INSTRUCTIONS FOR THE TASK: Set each record down exactly, excluding all images.

===== DATA FOR THIS TASK =====

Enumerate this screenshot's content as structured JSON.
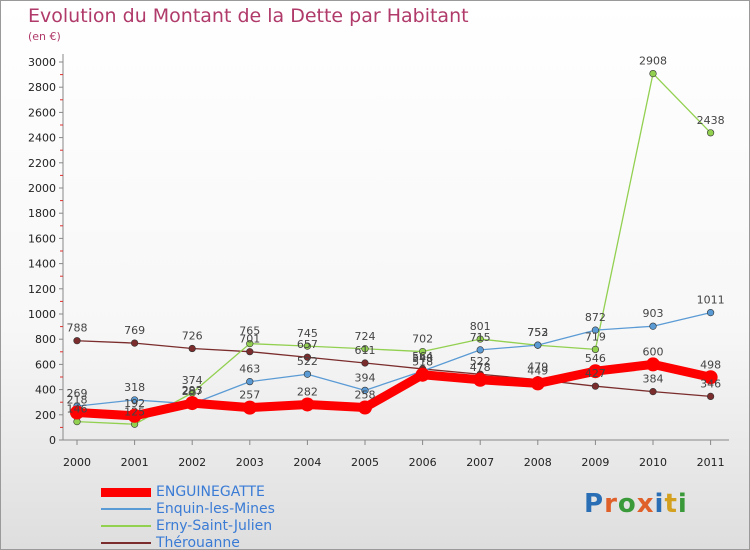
{
  "title": "Evolution du Montant de la Dette par Habitant",
  "subtitle": "(en €)",
  "logo": {
    "text": "Proxiti",
    "letter_colors": [
      "#2a6fb5",
      "#e0602a",
      "#3a9a3a",
      "#e0602a",
      "#2a6fb5",
      "#d4a020",
      "#3a9a3a"
    ]
  },
  "chart_data": {
    "type": "line",
    "title": "Evolution du Montant de la Dette par Habitant",
    "subtitle": "(en €)",
    "xlabel": "",
    "ylabel": "",
    "x": [
      "2000",
      "2001",
      "2002",
      "2003",
      "2004",
      "2005",
      "2006",
      "2007",
      "2008",
      "2009",
      "2010",
      "2011"
    ],
    "ylim": [
      0,
      3000
    ],
    "yticks": [
      0,
      200,
      400,
      600,
      800,
      1000,
      1200,
      1400,
      1600,
      1800,
      2000,
      2200,
      2400,
      2600,
      2800,
      3000
    ],
    "grid": false,
    "legend": "bottom-left",
    "series": [
      {
        "name": "ENGUINEGATTE",
        "color": "#ff0000",
        "values": [
          218,
          192,
          293,
          257,
          282,
          258,
          518,
          478,
          449,
          546,
          600,
          498
        ]
      },
      {
        "name": "Enquin-les-Mines",
        "color": "#5b9bd5",
        "values": [
          269,
          318,
          287,
          463,
          522,
          394,
          548,
          715,
          753,
          872,
          903,
          1011
        ]
      },
      {
        "name": "Erny-Saint-Julien",
        "color": "#92d050",
        "values": [
          146,
          125,
          374,
          765,
          745,
          724,
          702,
          801,
          752,
          719,
          2908,
          2438
        ]
      },
      {
        "name": "Thérouanne",
        "color": "#7b2c2c",
        "values": [
          788,
          769,
          726,
          701,
          657,
          611,
          564,
          522,
          479,
          427,
          384,
          346
        ]
      }
    ],
    "data_labels": [
      {
        "series": 3,
        "values": [
          "788",
          "769",
          "726",
          "701",
          "657",
          "611",
          "564",
          "522",
          "479",
          "427",
          "384",
          "346"
        ]
      },
      {
        "series": 2,
        "values": [
          "146",
          "125",
          "374",
          "765",
          "745",
          "724",
          "702",
          "801",
          "752",
          "719",
          "2908",
          "2438"
        ]
      },
      {
        "series": 1,
        "values": [
          "269",
          "318",
          "287",
          "463",
          "522",
          "394",
          "548",
          "715",
          "753",
          "872",
          "903",
          "1011"
        ]
      },
      {
        "series": 0,
        "values": [
          "218",
          "192",
          "293",
          "257",
          "282",
          "258",
          "518",
          "478",
          "449",
          "546",
          "600",
          "498"
        ]
      }
    ]
  }
}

=====

EXERCISE SOLUTION:
Enumerate this screenshot's content as structured JSON.
{
  "title": "Evolution du Montant de la Dette par Habitant",
  "subtitle": "(en €)",
  "logo": {
    "text": "Proxiti",
    "letter_colors": [
      "#2a6fb5",
      "#e0602a",
      "#3a9a3a",
      "#e0602a",
      "#2a6fb5",
      "#d4a020",
      "#3a9a3a"
    ]
  },
  "chart_data": {
    "type": "line",
    "title": "Evolution du Montant de la Dette par Habitant",
    "subtitle": "(en €)",
    "xlabel": "",
    "ylabel": "",
    "x": [
      "2000",
      "2001",
      "2002",
      "2003",
      "2004",
      "2005",
      "2006",
      "2007",
      "2008",
      "2009",
      "2010",
      "2011"
    ],
    "ylim": [
      0,
      3000
    ],
    "yticks": [
      0,
      200,
      400,
      600,
      800,
      1000,
      1200,
      1400,
      1600,
      1800,
      2000,
      2200,
      2400,
      2600,
      2800,
      3000
    ],
    "grid": false,
    "legend": "bottom-left",
    "series": [
      {
        "name": "ENGUINEGATTE",
        "color": "#ff0000",
        "values": [
          218,
          192,
          293,
          257,
          282,
          258,
          518,
          478,
          449,
          546,
          600,
          498
        ]
      },
      {
        "name": "Enquin-les-Mines",
        "color": "#5b9bd5",
        "values": [
          269,
          318,
          287,
          463,
          522,
          394,
          548,
          715,
          753,
          872,
          903,
          1011
        ]
      },
      {
        "name": "Erny-Saint-Julien",
        "color": "#92d050",
        "values": [
          146,
          125,
          374,
          765,
          745,
          724,
          702,
          801,
          752,
          719,
          2908,
          2438
        ]
      },
      {
        "name": "Thérouanne",
        "color": "#7b2c2c",
        "values": [
          788,
          769,
          726,
          701,
          657,
          611,
          564,
          522,
          479,
          427,
          384,
          346
        ]
      }
    ],
    "data_labels": [
      {
        "series": 3,
        "values": [
          "788",
          "769",
          "726",
          "701",
          "657",
          "611",
          "564",
          "522",
          "479",
          "427",
          "384",
          "346"
        ]
      },
      {
        "series": 2,
        "values": [
          "146",
          "125",
          "374",
          "765",
          "745",
          "724",
          "702",
          "801",
          "752",
          "719",
          "2908",
          "2438"
        ]
      },
      {
        "series": 1,
        "values": [
          "269",
          "318",
          "287",
          "463",
          "522",
          "394",
          "548",
          "715",
          "753",
          "872",
          "903",
          "1011"
        ]
      },
      {
        "series": 0,
        "values": [
          "218",
          "192",
          "293",
          "257",
          "282",
          "258",
          "518",
          "478",
          "449",
          "546",
          "600",
          "498"
        ]
      }
    ]
  }
}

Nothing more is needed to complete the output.